= Brief =
Copy out all the lines exactly. Omit pictures.

[Extracted data entries]
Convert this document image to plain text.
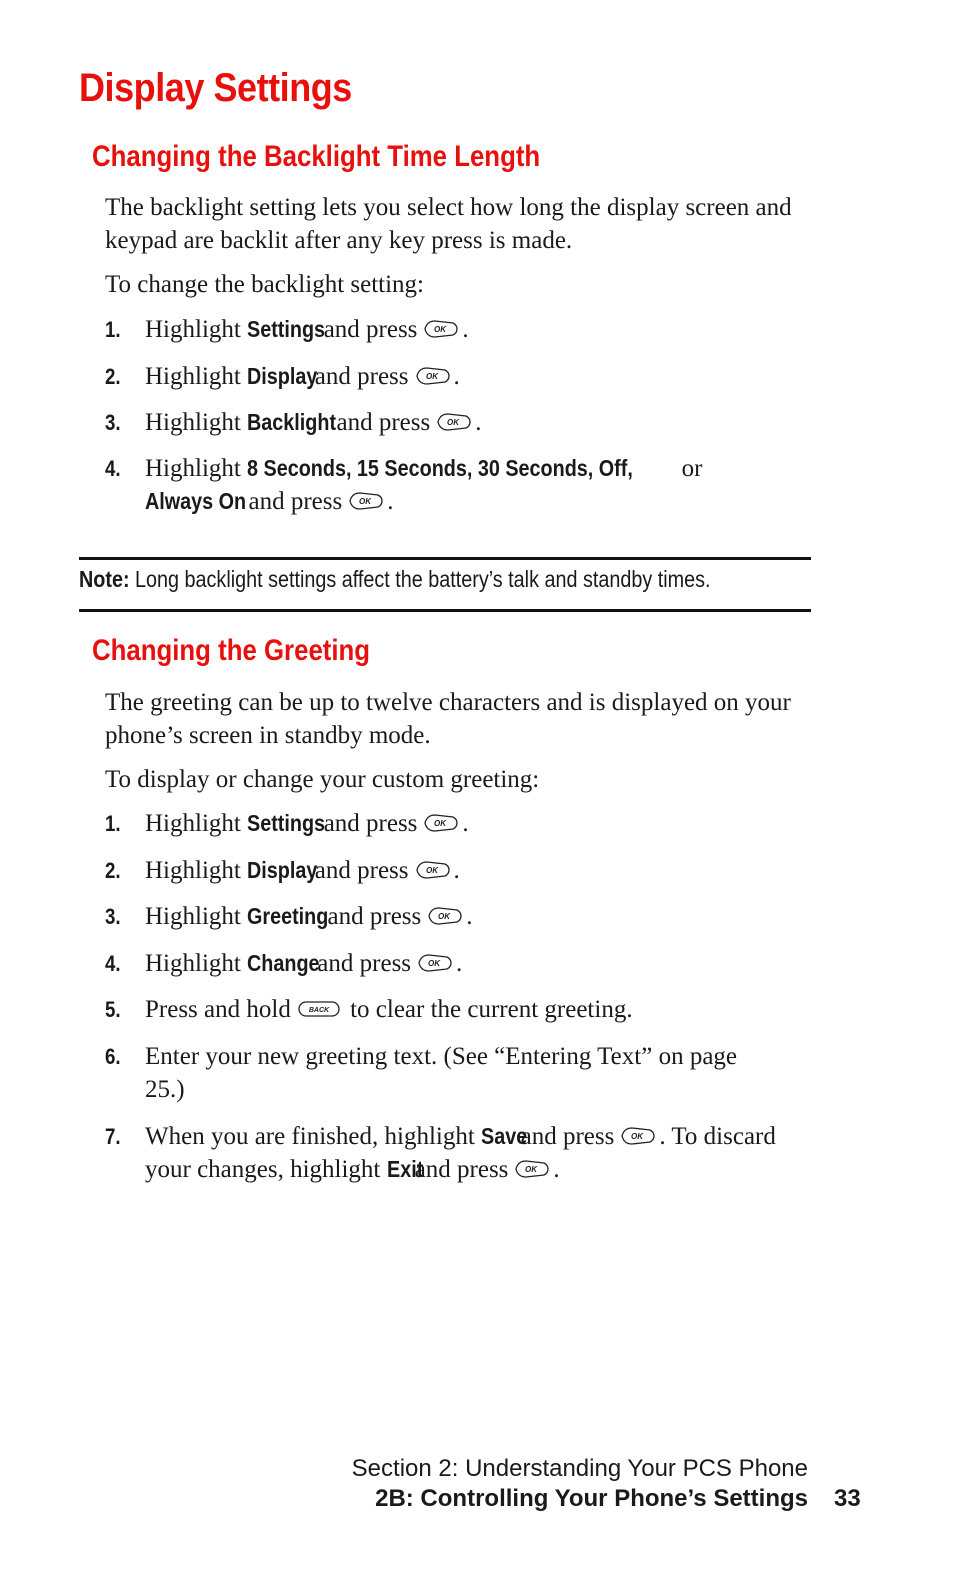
Display Settings
Changing the Backlight Time Length
The backlight setting lets you select how long the display screen and keypad are backlit after any key press is made.
To change the backlight setting:
1. Highlight Settings and press OK .
2. Highlight Display and press OK .
3. Highlight Backlight and press OK .
4. Highlight 8 Seconds, 15 Seconds, 30 Seconds, Off, or
Always On and press OK .
Note: Long backlight settings affect the battery’s talk and standby times.
Changing the Greeting
The greeting can be up to twelve characters and is displayed on your phone’s screen in standby mode.
To display or change your custom greeting:
1. Highlight Settings and press OK .
2. Highlight Display and press OK .
3. Highlight Greeting and press OK .
4. Highlight Change and press OK .
5. Press and hold	BACK to clear the current greeting.
6. Enter your new greeting text. (See “Entering Text” on page 25.)
7. When you are finished, highlight Save and press OK . To discard your changes, highlight Exit and press OK .
Section 2: Understanding Your PCS Phone
2B: Controlling Your Phone’s Settings 33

= Exercise output =
Convert this document image to plain text.
Display Settings
Changing the Backlight Time Length
The backlight setting lets you select how long the display screen and keypad are backlit after any key press is made.
To change the backlight setting:
1. Highlight Settings and press OK .
2. Highlight Display and press OK .
3. Highlight Backlight and press OK .
4. Highlight 8 Seconds, 15 Seconds, 30 Seconds, Off, or
Always On and press OK .
Note: Long backlight settings affect the battery’s talk and standby times.
Changing the Greeting
The greeting can be up to twelve characters and is displayed on your phone’s screen in standby mode.
To display or change your custom greeting:
1. Highlight Settings and press OK .
2. Highlight Display and press OK .
3. Highlight Greeting and press OK .
4. Highlight Change and press OK .
5. Press and hold	BACK to clear the current greeting.
6. Enter your new greeting text. (See “Entering Text” on page 25.)
7. When you are finished, highlight Save and press OK . To discard your changes, highlight Exit and press OK .
Section 2: Understanding Your PCS Phone
2B: Controlling Your Phone’s Settings 33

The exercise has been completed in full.